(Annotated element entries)

>>>>>

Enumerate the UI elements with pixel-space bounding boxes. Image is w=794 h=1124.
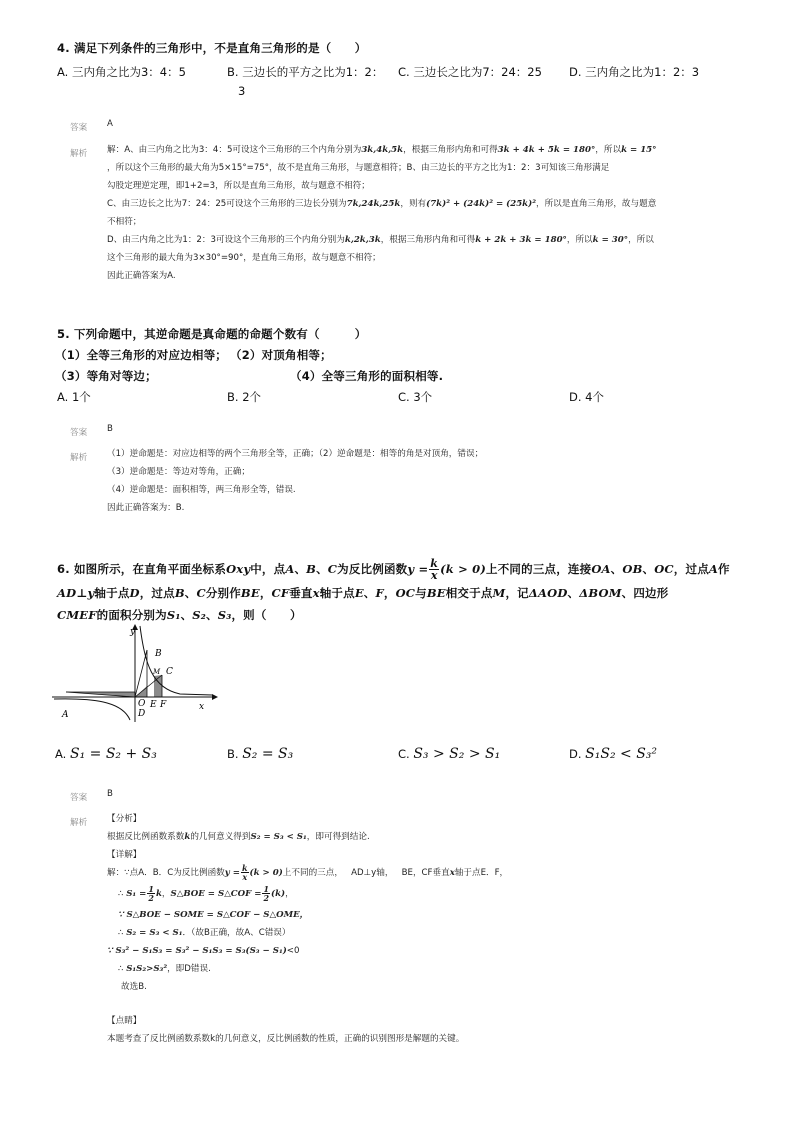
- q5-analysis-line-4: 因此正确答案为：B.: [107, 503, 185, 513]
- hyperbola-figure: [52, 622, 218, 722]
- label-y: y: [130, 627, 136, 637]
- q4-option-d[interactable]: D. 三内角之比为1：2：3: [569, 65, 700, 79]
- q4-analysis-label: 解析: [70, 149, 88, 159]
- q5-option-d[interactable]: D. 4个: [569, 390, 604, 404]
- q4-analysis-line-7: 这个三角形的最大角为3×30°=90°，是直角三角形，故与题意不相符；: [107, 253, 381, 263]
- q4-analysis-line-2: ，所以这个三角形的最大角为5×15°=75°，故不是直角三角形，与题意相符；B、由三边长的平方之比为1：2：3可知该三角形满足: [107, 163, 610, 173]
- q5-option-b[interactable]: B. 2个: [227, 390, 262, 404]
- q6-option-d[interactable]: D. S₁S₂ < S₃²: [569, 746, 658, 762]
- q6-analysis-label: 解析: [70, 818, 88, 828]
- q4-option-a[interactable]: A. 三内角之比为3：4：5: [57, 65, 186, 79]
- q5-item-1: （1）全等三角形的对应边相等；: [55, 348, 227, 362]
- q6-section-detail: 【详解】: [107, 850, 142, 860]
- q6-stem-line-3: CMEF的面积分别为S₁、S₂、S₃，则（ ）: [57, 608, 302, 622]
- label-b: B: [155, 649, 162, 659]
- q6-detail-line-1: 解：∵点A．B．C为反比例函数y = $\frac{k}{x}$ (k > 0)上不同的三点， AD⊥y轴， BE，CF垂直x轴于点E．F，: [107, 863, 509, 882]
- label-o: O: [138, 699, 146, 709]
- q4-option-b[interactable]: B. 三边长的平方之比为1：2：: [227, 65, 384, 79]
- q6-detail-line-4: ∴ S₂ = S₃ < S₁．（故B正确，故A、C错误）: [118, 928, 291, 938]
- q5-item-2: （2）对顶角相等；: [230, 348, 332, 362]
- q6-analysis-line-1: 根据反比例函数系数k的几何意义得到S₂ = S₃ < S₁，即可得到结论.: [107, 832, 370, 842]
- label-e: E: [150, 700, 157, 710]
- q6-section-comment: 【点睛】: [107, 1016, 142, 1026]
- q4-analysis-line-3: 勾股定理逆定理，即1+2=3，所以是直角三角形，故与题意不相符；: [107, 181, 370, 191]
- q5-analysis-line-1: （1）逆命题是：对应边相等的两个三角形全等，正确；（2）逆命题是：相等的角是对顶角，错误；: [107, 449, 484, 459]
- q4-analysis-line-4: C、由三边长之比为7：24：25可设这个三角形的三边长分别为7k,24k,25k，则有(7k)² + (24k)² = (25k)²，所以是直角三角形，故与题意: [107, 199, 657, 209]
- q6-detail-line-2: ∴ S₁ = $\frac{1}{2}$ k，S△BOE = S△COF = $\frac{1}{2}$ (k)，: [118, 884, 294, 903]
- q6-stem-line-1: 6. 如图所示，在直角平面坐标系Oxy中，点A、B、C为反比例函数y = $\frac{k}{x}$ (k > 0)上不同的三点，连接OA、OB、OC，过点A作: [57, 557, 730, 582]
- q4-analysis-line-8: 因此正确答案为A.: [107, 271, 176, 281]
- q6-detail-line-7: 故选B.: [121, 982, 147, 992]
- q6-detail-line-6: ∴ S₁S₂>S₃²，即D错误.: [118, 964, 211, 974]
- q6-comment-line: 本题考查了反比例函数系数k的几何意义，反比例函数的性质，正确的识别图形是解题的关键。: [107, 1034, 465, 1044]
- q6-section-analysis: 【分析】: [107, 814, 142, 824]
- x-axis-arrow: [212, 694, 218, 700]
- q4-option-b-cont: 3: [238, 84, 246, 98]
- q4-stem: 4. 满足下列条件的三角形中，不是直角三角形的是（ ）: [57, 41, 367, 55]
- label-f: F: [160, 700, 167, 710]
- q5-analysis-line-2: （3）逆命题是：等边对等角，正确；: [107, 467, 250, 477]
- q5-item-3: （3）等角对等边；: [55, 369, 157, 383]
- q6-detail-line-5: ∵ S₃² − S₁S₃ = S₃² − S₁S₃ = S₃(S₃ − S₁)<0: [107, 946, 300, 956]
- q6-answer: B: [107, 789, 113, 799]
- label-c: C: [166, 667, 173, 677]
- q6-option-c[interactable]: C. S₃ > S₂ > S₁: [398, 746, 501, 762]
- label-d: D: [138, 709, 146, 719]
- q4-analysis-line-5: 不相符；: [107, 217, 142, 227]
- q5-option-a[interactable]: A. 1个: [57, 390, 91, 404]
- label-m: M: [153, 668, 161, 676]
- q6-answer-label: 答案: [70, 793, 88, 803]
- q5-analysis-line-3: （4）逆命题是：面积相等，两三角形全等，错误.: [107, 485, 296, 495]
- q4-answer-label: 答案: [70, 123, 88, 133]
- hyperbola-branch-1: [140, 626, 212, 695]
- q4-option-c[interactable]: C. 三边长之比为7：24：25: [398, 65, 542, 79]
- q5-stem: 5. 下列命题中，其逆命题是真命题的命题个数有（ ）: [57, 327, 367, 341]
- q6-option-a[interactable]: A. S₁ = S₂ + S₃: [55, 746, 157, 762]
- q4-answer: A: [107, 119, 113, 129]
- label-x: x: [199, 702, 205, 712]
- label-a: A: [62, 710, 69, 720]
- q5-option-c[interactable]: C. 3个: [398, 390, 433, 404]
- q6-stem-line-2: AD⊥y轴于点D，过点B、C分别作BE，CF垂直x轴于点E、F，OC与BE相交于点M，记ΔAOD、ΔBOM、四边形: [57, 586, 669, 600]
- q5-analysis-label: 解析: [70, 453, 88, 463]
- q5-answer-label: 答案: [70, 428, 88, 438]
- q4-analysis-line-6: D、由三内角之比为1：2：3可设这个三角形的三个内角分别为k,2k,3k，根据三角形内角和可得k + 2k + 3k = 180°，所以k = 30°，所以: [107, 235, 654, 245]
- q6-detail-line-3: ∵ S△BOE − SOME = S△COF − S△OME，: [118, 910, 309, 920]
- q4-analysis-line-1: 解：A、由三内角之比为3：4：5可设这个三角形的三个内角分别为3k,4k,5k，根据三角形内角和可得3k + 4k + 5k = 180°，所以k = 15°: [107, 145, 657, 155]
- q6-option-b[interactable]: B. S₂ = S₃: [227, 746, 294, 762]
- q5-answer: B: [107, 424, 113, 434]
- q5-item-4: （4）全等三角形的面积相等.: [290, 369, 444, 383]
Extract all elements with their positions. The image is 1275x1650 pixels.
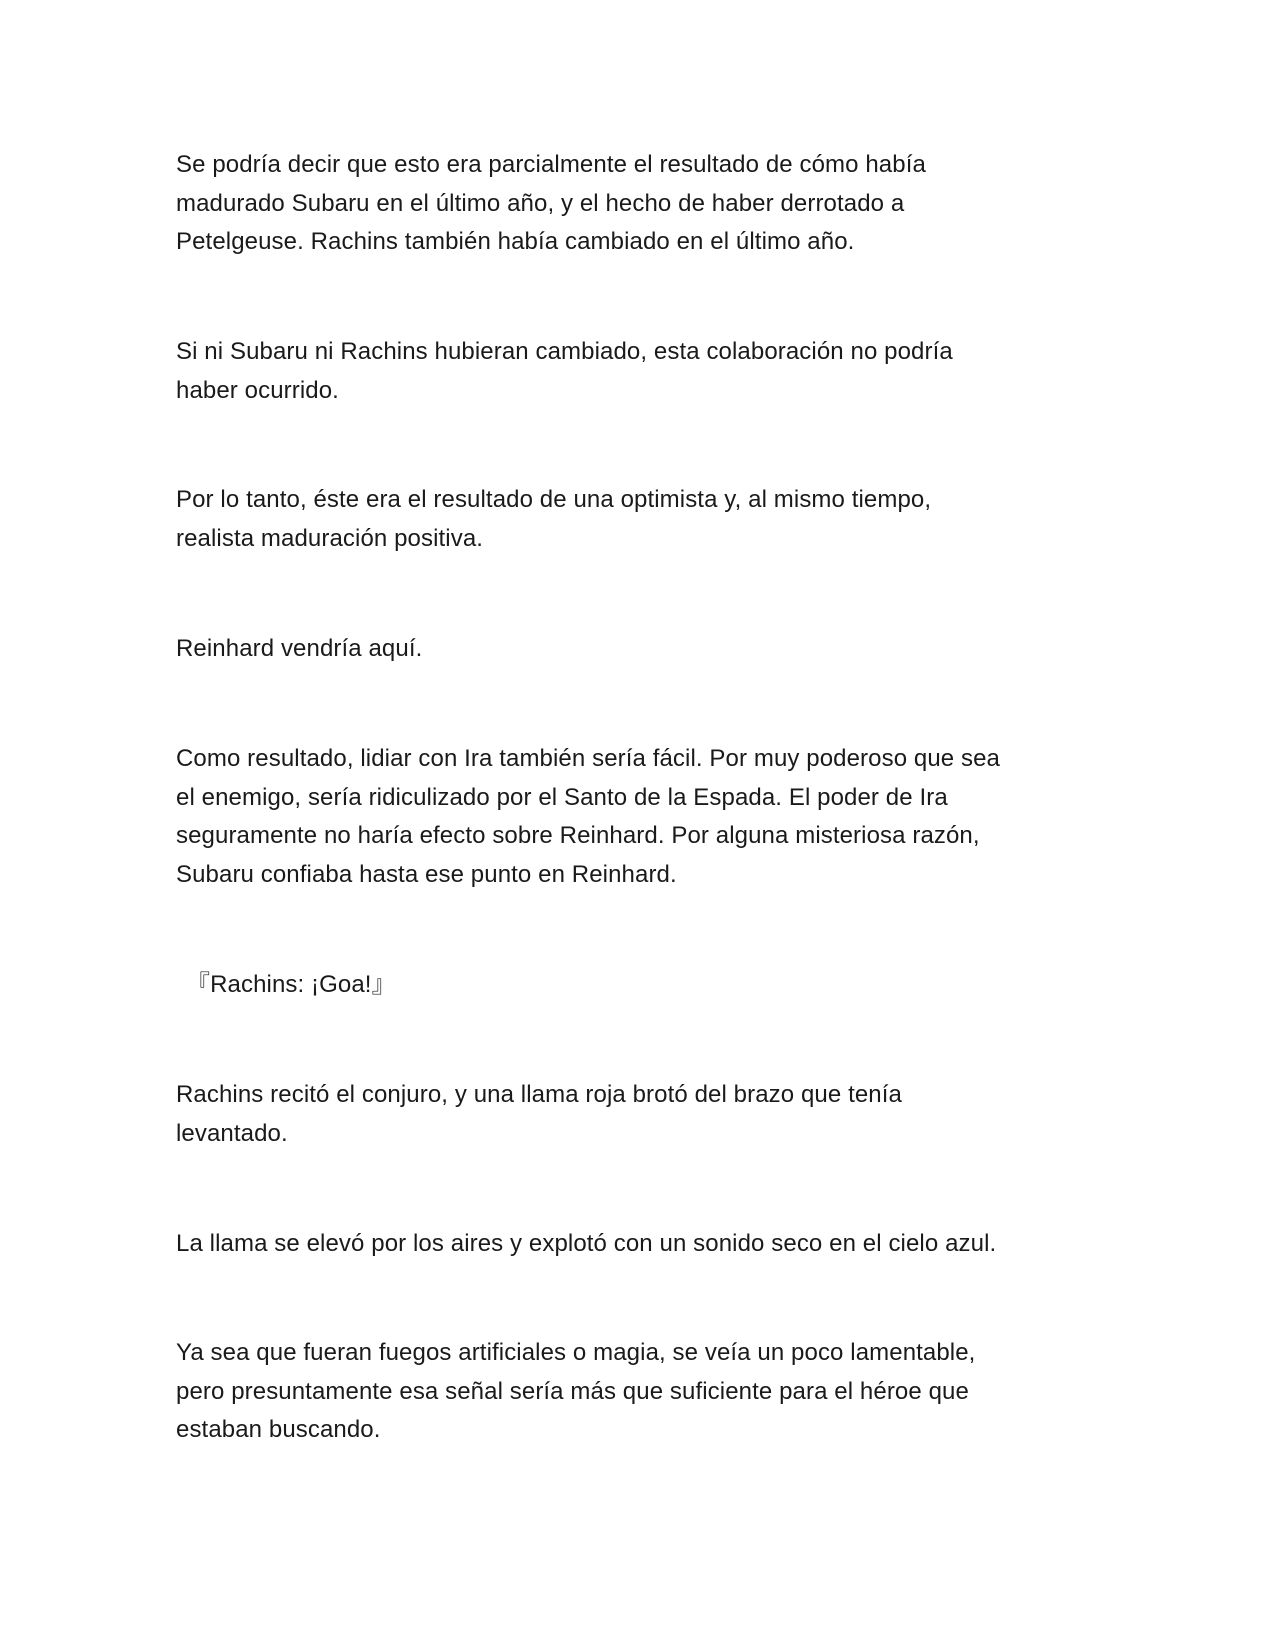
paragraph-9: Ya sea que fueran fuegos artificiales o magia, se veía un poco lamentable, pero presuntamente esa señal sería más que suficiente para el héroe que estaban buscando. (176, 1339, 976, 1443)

<<<<<

What you have to do >> Count the lines above that contain the string "item", treating uppercase and lowercase as different, and give only the number.

Full response >> 4